***** Dados apresentados

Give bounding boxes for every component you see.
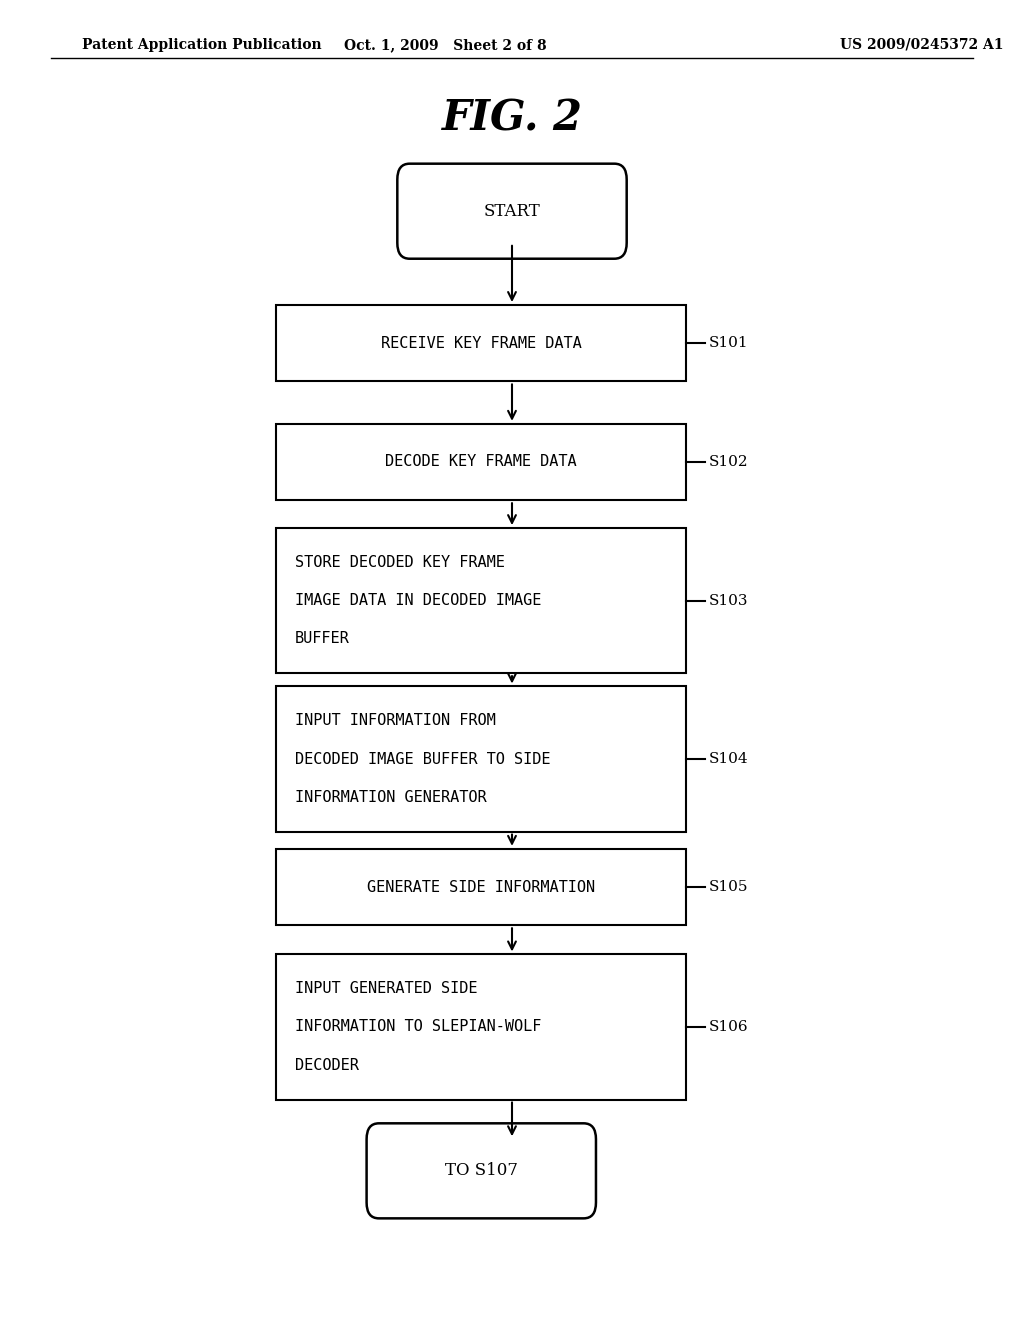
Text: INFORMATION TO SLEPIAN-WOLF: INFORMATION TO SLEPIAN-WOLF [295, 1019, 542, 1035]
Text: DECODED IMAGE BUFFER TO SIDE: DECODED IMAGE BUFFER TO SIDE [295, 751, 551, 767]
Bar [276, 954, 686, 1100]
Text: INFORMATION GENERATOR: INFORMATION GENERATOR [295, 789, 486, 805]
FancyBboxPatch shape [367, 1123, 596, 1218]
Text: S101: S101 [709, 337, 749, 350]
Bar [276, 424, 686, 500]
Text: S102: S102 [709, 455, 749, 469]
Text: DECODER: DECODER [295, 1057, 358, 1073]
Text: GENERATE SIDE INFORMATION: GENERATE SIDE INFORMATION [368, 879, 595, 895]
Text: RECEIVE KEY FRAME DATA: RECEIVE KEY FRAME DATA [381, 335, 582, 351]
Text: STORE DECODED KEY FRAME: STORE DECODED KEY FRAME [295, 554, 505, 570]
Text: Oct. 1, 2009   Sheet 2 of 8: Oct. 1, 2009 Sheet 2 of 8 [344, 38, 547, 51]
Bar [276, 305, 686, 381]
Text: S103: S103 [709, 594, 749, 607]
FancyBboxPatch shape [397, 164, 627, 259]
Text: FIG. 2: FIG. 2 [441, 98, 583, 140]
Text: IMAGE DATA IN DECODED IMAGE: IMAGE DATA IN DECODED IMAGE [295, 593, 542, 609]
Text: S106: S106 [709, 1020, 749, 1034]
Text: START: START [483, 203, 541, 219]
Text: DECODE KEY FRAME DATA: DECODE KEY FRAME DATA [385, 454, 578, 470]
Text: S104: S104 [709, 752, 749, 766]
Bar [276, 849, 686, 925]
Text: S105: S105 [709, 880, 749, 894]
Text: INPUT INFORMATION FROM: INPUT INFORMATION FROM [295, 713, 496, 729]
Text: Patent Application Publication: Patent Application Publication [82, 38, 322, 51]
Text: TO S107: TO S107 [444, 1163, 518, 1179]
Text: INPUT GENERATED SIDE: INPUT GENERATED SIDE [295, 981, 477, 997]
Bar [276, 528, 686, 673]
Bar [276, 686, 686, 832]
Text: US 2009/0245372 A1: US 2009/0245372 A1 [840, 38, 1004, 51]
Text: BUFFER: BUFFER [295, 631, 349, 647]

**********
***** Dados apresentados

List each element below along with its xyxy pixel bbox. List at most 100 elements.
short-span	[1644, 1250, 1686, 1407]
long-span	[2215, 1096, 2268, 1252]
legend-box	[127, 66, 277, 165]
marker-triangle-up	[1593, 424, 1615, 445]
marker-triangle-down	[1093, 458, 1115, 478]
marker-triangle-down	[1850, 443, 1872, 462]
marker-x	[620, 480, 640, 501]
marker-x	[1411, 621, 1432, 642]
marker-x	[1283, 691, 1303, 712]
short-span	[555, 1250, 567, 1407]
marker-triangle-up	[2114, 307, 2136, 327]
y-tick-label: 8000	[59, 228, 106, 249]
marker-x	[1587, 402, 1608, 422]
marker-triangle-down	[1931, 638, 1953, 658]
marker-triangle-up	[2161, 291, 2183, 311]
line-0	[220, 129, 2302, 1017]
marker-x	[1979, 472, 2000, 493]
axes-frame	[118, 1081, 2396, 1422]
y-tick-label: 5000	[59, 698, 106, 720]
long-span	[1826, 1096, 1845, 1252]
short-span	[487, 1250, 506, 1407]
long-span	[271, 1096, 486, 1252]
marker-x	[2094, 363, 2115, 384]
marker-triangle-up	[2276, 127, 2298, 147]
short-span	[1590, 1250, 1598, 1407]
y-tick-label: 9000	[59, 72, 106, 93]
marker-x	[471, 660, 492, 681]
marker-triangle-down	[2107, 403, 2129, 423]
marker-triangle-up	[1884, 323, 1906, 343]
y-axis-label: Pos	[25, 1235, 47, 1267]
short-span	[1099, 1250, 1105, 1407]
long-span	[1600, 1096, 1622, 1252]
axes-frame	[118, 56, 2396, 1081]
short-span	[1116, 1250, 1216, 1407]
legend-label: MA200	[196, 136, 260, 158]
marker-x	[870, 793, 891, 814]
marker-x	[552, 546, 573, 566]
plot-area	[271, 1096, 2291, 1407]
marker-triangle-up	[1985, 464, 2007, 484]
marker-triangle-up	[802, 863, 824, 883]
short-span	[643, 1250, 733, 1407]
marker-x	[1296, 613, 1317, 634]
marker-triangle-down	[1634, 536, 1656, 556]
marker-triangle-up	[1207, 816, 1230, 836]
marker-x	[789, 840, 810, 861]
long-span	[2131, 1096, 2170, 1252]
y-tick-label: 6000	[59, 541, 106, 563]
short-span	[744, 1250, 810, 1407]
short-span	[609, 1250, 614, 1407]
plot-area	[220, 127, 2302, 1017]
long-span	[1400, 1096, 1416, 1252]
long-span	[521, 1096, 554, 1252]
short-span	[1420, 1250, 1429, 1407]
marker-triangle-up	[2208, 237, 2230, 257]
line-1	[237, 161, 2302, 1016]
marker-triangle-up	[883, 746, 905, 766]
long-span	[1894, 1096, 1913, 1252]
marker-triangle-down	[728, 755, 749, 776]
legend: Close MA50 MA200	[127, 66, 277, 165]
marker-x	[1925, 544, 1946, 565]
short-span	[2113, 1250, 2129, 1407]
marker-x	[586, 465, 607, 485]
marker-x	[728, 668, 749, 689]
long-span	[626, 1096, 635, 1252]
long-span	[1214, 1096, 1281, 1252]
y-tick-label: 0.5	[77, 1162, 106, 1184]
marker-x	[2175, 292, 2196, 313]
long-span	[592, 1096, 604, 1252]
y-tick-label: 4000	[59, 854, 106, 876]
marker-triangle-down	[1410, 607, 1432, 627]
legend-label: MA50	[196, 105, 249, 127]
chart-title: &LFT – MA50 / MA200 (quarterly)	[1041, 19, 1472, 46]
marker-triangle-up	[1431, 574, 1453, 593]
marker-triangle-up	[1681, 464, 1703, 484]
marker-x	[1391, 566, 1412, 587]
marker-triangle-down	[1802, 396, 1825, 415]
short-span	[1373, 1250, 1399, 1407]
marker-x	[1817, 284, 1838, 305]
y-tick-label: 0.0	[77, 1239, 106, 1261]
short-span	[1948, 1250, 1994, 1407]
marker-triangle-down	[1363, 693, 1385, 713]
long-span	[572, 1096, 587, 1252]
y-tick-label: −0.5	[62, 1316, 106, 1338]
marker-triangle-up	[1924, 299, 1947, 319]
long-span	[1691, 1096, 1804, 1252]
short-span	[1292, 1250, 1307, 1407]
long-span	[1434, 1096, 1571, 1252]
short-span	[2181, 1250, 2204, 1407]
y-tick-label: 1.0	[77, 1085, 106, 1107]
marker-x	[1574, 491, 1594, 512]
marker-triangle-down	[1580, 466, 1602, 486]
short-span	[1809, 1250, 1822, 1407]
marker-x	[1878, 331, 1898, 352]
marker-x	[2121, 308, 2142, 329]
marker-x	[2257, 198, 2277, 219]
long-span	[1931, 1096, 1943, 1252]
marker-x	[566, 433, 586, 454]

**********
***** Dados apresentados

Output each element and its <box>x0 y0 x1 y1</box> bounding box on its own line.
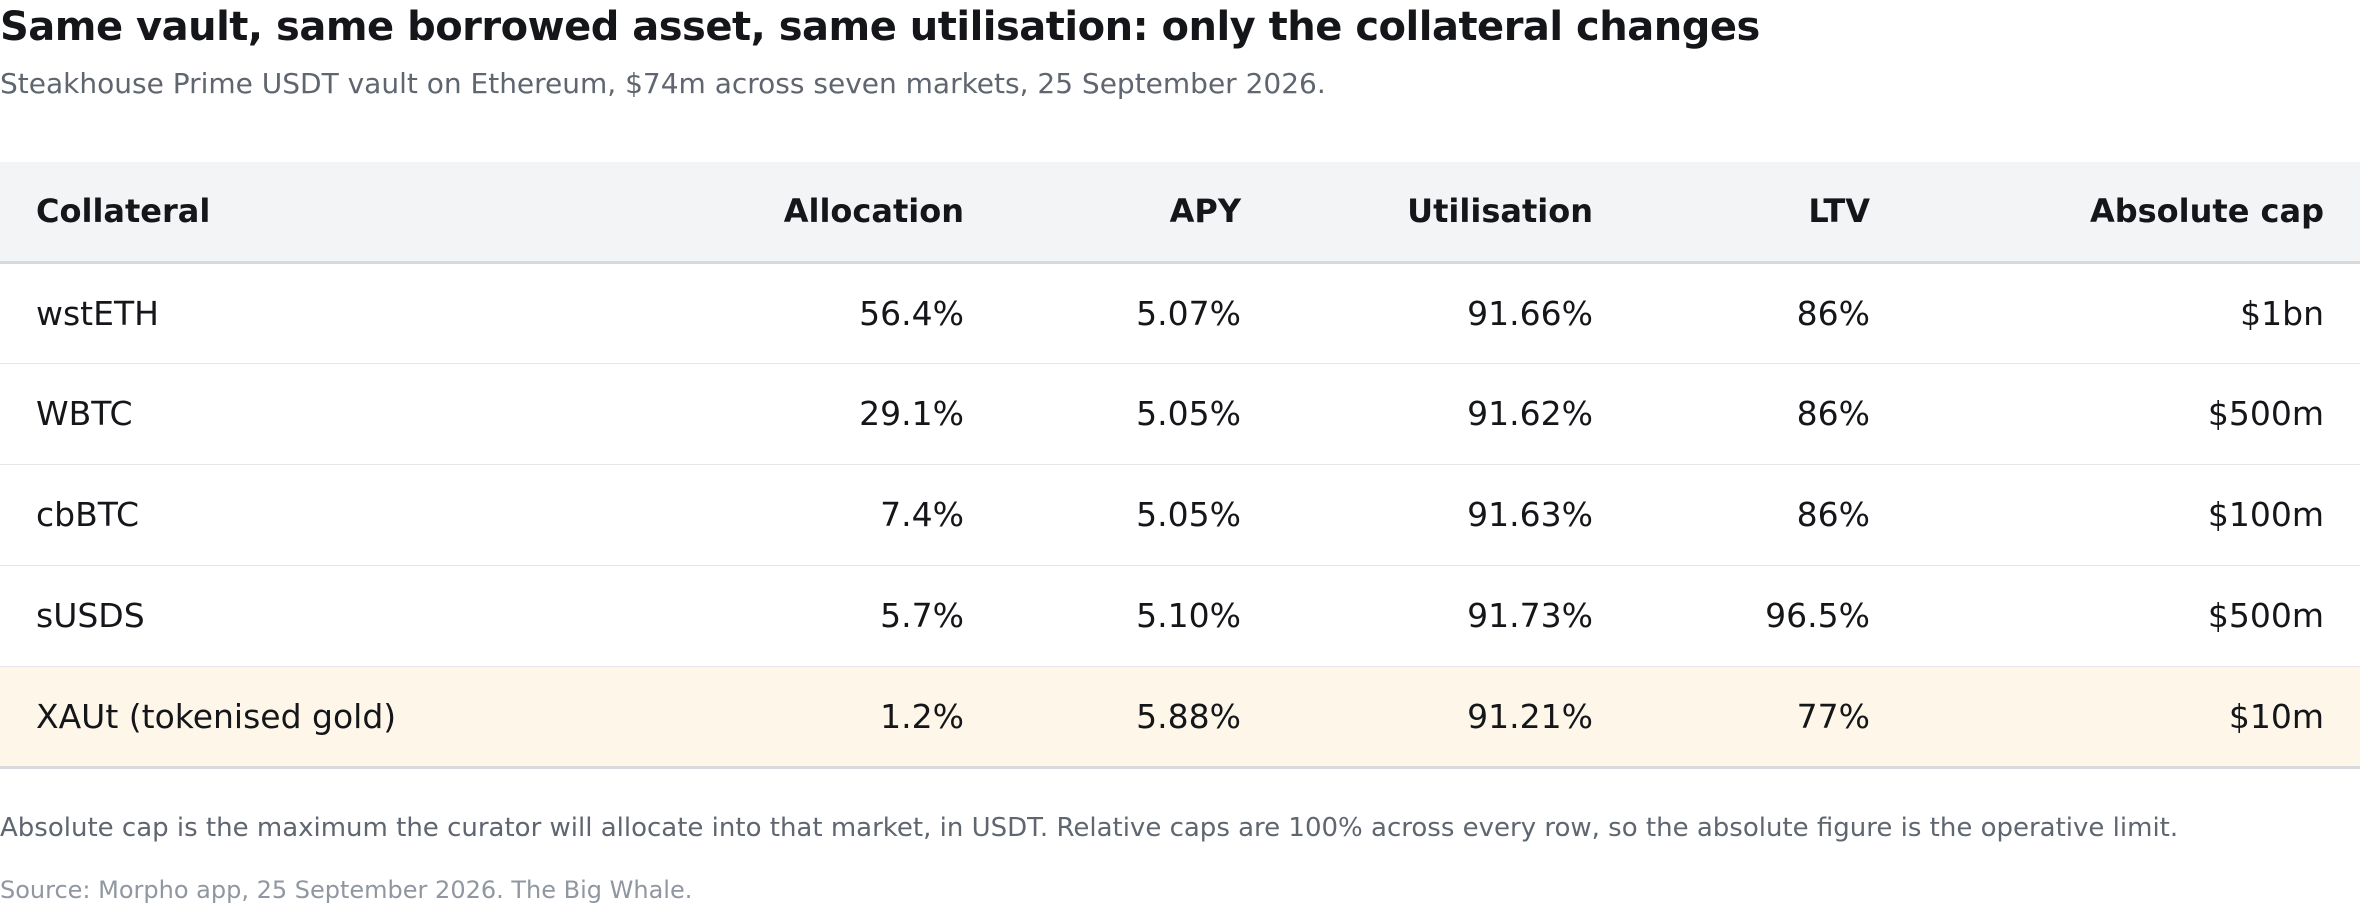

**********

Objetivo da tarefa — Reescreva como tabela Markdown as linhas da listagem, da linha que contém "Give bounding boxes" até a linha que contém "Text: GENERATE SIDE", inclusive, com as colunas Nº e Texto. Omita as linhas em branco e as imagens.

Resposta do exercício —
| Nº | Texto |
|---|---|
| 1 | Give bounding boxes for every component you see. |
| 2 | Text: INFORMATION TO SLEPIAN-WOLF: INFORMATION TO SLEPIAN-WOLF [295, 1019, 542, 1035] |
| 3 | Text: DECODED IMAGE BUFFER TO SIDE: DECODED IMAGE BUFFER TO SIDE [295, 751, 551, 767] |
| 4 | Bar [276, 954, 686, 1100] |
| 5 | Text: INFORMATION GENERATOR: INFORMATION GENERATOR [295, 789, 486, 805] |
| 6 | FancyBboxPatch shape [367, 1123, 596, 1218] |
| 7 | Text: S101: S101 [709, 337, 749, 350] |
| 8 | Bar [276, 424, 686, 500] |
| 9 | Text: S102: S102 [709, 455, 749, 469] |
| 10 | Text: DECODER: DECODER [295, 1057, 358, 1073] |
| 11 | Text: GENERATE SIDE INFORMATION: GENERATE SIDE INFORMATION [368, 879, 595, 895] |